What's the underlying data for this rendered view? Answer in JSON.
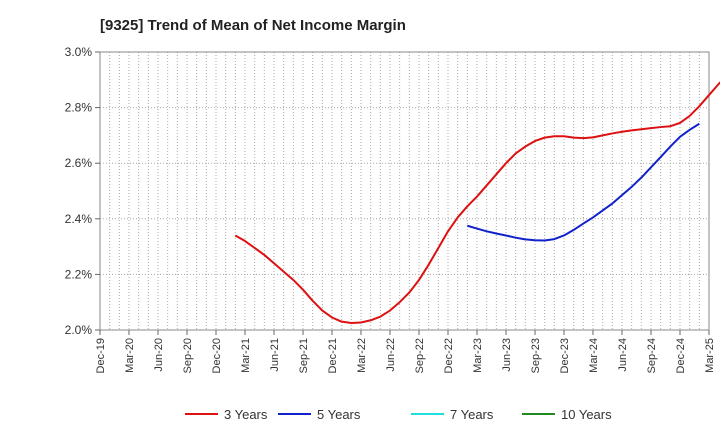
{
  "chart_data": {
    "type": "line",
    "title": "[9325]  Trend of Mean of Net Income Margin",
    "xlabel": "",
    "ylabel": "",
    "x_ticks": [
      "Dec-19",
      "Mar-20",
      "Jun-20",
      "Sep-20",
      "Dec-20",
      "Mar-21",
      "Jun-21",
      "Sep-21",
      "Dec-21",
      "Mar-22",
      "Jun-22",
      "Sep-22",
      "Dec-22",
      "Mar-23",
      "Jun-23",
      "Sep-23",
      "Dec-23",
      "Mar-24",
      "Jun-24",
      "Sep-24",
      "Dec-24",
      "Mar-25"
    ],
    "y_ticks": [
      "2.0%",
      "2.2%",
      "2.4%",
      "2.6%",
      "2.8%",
      "3.0%"
    ],
    "ylim": [
      2.0,
      3.0
    ],
    "y_unit": "%",
    "grid": true,
    "legend_position": "bottom",
    "series": [
      {
        "name": "3 Years",
        "color": "#dd1111",
        "points": [
          [
            "Feb-21",
            2.34
          ],
          [
            "Mar-21",
            2.32
          ],
          [
            "Apr-21",
            2.295
          ],
          [
            "May-21",
            2.27
          ],
          [
            "Jun-21",
            2.24
          ],
          [
            "Jul-21",
            2.21
          ],
          [
            "Aug-21",
            2.18
          ],
          [
            "Sep-21",
            2.145
          ],
          [
            "Oct-21",
            2.105
          ],
          [
            "Nov-21",
            2.07
          ],
          [
            "Dec-21",
            2.045
          ],
          [
            "Jan-22",
            2.03
          ],
          [
            "Feb-22",
            2.025
          ],
          [
            "Mar-22",
            2.027
          ],
          [
            "Apr-22",
            2.035
          ],
          [
            "May-22",
            2.048
          ],
          [
            "Jun-22",
            2.07
          ],
          [
            "Jul-22",
            2.1
          ],
          [
            "Aug-22",
            2.135
          ],
          [
            "Sep-22",
            2.18
          ],
          [
            "Oct-22",
            2.235
          ],
          [
            "Nov-22",
            2.295
          ],
          [
            "Dec-22",
            2.355
          ],
          [
            "Jan-23",
            2.405
          ],
          [
            "Feb-23",
            2.445
          ],
          [
            "Mar-23",
            2.48
          ],
          [
            "Apr-23",
            2.52
          ],
          [
            "May-23",
            2.56
          ],
          [
            "Jun-23",
            2.6
          ],
          [
            "Jul-23",
            2.635
          ],
          [
            "Aug-23",
            2.66
          ],
          [
            "Sep-23",
            2.68
          ],
          [
            "Oct-23",
            2.692
          ],
          [
            "Nov-23",
            2.697
          ],
          [
            "Dec-23",
            2.697
          ],
          [
            "Jan-24",
            2.692
          ],
          [
            "Feb-24",
            2.69
          ],
          [
            "Mar-24",
            2.693
          ],
          [
            "Apr-24",
            2.7
          ],
          [
            "May-24",
            2.707
          ],
          [
            "Jun-24",
            2.713
          ],
          [
            "Jul-24",
            2.718
          ],
          [
            "Aug-24",
            2.722
          ],
          [
            "Sep-24",
            2.726
          ],
          [
            "Oct-24",
            2.73
          ],
          [
            "Nov-24",
            2.733
          ],
          [
            "Dec-24",
            2.745
          ],
          [
            "Jan-25",
            2.77
          ],
          [
            "Feb-25",
            2.805
          ],
          [
            "Mar-25",
            2.845
          ],
          [
            "Apr-25",
            2.885
          ],
          [
            "May-25",
            2.92
          ]
        ]
      },
      {
        "name": "5 Years",
        "color": "#1122cc",
        "points": [
          [
            "Feb-23",
            2.375
          ],
          [
            "Mar-23",
            2.365
          ],
          [
            "Apr-23",
            2.355
          ],
          [
            "May-23",
            2.347
          ],
          [
            "Jun-23",
            2.34
          ],
          [
            "Jul-23",
            2.332
          ],
          [
            "Aug-23",
            2.326
          ],
          [
            "Sep-23",
            2.323
          ],
          [
            "Oct-23",
            2.322
          ],
          [
            "Nov-23",
            2.327
          ],
          [
            "Dec-23",
            2.34
          ],
          [
            "Jan-24",
            2.36
          ],
          [
            "Feb-24",
            2.383
          ],
          [
            "Mar-24",
            2.405
          ],
          [
            "Apr-24",
            2.43
          ],
          [
            "May-24",
            2.455
          ],
          [
            "Jun-24",
            2.485
          ],
          [
            "Jul-24",
            2.515
          ],
          [
            "Aug-24",
            2.548
          ],
          [
            "Sep-24",
            2.585
          ],
          [
            "Oct-24",
            2.622
          ],
          [
            "Nov-24",
            2.66
          ],
          [
            "Dec-24",
            2.695
          ],
          [
            "Jan-25",
            2.72
          ],
          [
            "Feb-25",
            2.742
          ]
        ]
      },
      {
        "name": "7 Years",
        "color": "#22dddd",
        "points": []
      },
      {
        "name": "10 Years",
        "color": "#228822",
        "points": []
      }
    ]
  }
}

# Problem statement
Pictures in the records must not appear in the copy; transcribe everything else precisely.

# Full response
What's the underlying data for this rendered view? Answer in JSON.
{
  "chart_data": {
    "type": "line",
    "title": "[9325]  Trend of Mean of Net Income Margin",
    "xlabel": "",
    "ylabel": "",
    "x_ticks": [
      "Dec-19",
      "Mar-20",
      "Jun-20",
      "Sep-20",
      "Dec-20",
      "Mar-21",
      "Jun-21",
      "Sep-21",
      "Dec-21",
      "Mar-22",
      "Jun-22",
      "Sep-22",
      "Dec-22",
      "Mar-23",
      "Jun-23",
      "Sep-23",
      "Dec-23",
      "Mar-24",
      "Jun-24",
      "Sep-24",
      "Dec-24",
      "Mar-25"
    ],
    "y_ticks": [
      "2.0%",
      "2.2%",
      "2.4%",
      "2.6%",
      "2.8%",
      "3.0%"
    ],
    "ylim": [
      2.0,
      3.0
    ],
    "y_unit": "%",
    "grid": true,
    "legend_position": "bottom",
    "series": [
      {
        "name": "3 Years",
        "color": "#dd1111",
        "points": [
          [
            "Feb-21",
            2.34
          ],
          [
            "Mar-21",
            2.32
          ],
          [
            "Apr-21",
            2.295
          ],
          [
            "May-21",
            2.27
          ],
          [
            "Jun-21",
            2.24
          ],
          [
            "Jul-21",
            2.21
          ],
          [
            "Aug-21",
            2.18
          ],
          [
            "Sep-21",
            2.145
          ],
          [
            "Oct-21",
            2.105
          ],
          [
            "Nov-21",
            2.07
          ],
          [
            "Dec-21",
            2.045
          ],
          [
            "Jan-22",
            2.03
          ],
          [
            "Feb-22",
            2.025
          ],
          [
            "Mar-22",
            2.027
          ],
          [
            "Apr-22",
            2.035
          ],
          [
            "May-22",
            2.048
          ],
          [
            "Jun-22",
            2.07
          ],
          [
            "Jul-22",
            2.1
          ],
          [
            "Aug-22",
            2.135
          ],
          [
            "Sep-22",
            2.18
          ],
          [
            "Oct-22",
            2.235
          ],
          [
            "Nov-22",
            2.295
          ],
          [
            "Dec-22",
            2.355
          ],
          [
            "Jan-23",
            2.405
          ],
          [
            "Feb-23",
            2.445
          ],
          [
            "Mar-23",
            2.48
          ],
          [
            "Apr-23",
            2.52
          ],
          [
            "May-23",
            2.56
          ],
          [
            "Jun-23",
            2.6
          ],
          [
            "Jul-23",
            2.635
          ],
          [
            "Aug-23",
            2.66
          ],
          [
            "Sep-23",
            2.68
          ],
          [
            "Oct-23",
            2.692
          ],
          [
            "Nov-23",
            2.697
          ],
          [
            "Dec-23",
            2.697
          ],
          [
            "Jan-24",
            2.692
          ],
          [
            "Feb-24",
            2.69
          ],
          [
            "Mar-24",
            2.693
          ],
          [
            "Apr-24",
            2.7
          ],
          [
            "May-24",
            2.707
          ],
          [
            "Jun-24",
            2.713
          ],
          [
            "Jul-24",
            2.718
          ],
          [
            "Aug-24",
            2.722
          ],
          [
            "Sep-24",
            2.726
          ],
          [
            "Oct-24",
            2.73
          ],
          [
            "Nov-24",
            2.733
          ],
          [
            "Dec-24",
            2.745
          ],
          [
            "Jan-25",
            2.77
          ],
          [
            "Feb-25",
            2.805
          ],
          [
            "Mar-25",
            2.845
          ],
          [
            "Apr-25",
            2.885
          ],
          [
            "May-25",
            2.92
          ]
        ]
      },
      {
        "name": "5 Years",
        "color": "#1122cc",
        "points": [
          [
            "Feb-23",
            2.375
          ],
          [
            "Mar-23",
            2.365
          ],
          [
            "Apr-23",
            2.355
          ],
          [
            "May-23",
            2.347
          ],
          [
            "Jun-23",
            2.34
          ],
          [
            "Jul-23",
            2.332
          ],
          [
            "Aug-23",
            2.326
          ],
          [
            "Sep-23",
            2.323
          ],
          [
            "Oct-23",
            2.322
          ],
          [
            "Nov-23",
            2.327
          ],
          [
            "Dec-23",
            2.34
          ],
          [
            "Jan-24",
            2.36
          ],
          [
            "Feb-24",
            2.383
          ],
          [
            "Mar-24",
            2.405
          ],
          [
            "Apr-24",
            2.43
          ],
          [
            "May-24",
            2.455
          ],
          [
            "Jun-24",
            2.485
          ],
          [
            "Jul-24",
            2.515
          ],
          [
            "Aug-24",
            2.548
          ],
          [
            "Sep-24",
            2.585
          ],
          [
            "Oct-24",
            2.622
          ],
          [
            "Nov-24",
            2.66
          ],
          [
            "Dec-24",
            2.695
          ],
          [
            "Jan-25",
            2.72
          ],
          [
            "Feb-25",
            2.742
          ]
        ]
      },
      {
        "name": "7 Years",
        "color": "#22dddd",
        "points": []
      },
      {
        "name": "10 Years",
        "color": "#228822",
        "points": []
      }
    ]
  }
}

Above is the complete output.